[Your objective] Where a line holds the word "name", copy that line.

##### The input #####

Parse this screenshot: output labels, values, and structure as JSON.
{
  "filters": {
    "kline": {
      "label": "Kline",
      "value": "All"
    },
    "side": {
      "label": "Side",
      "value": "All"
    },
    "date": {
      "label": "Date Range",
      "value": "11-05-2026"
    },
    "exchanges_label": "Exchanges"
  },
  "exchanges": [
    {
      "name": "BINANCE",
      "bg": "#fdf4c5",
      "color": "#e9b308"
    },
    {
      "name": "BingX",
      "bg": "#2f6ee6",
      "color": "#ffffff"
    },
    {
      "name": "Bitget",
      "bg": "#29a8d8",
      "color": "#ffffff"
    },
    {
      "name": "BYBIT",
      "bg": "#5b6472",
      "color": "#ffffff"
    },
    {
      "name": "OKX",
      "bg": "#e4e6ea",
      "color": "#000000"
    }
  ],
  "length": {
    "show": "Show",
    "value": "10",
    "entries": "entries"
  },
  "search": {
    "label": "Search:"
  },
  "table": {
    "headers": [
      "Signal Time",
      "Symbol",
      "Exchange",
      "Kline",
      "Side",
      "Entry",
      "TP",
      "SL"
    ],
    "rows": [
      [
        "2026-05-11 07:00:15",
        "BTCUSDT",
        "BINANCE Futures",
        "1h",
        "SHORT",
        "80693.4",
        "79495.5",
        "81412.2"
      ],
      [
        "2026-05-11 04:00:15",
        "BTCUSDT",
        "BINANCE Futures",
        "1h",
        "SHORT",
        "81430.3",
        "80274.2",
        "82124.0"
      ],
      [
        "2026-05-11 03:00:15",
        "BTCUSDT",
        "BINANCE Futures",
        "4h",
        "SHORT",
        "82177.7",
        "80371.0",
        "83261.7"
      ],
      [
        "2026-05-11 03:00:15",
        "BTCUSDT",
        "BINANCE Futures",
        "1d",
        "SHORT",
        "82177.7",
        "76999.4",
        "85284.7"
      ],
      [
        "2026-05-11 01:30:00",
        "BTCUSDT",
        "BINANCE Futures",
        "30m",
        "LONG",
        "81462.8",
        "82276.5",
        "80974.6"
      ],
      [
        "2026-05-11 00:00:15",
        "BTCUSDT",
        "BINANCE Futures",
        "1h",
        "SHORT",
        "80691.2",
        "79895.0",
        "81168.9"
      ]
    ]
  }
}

#####

[The solution]
      "name": "BINANCE",
      "name": "BingX",
      "name": "Bitget",
      "name": "BYBIT",
      "name": "OKX",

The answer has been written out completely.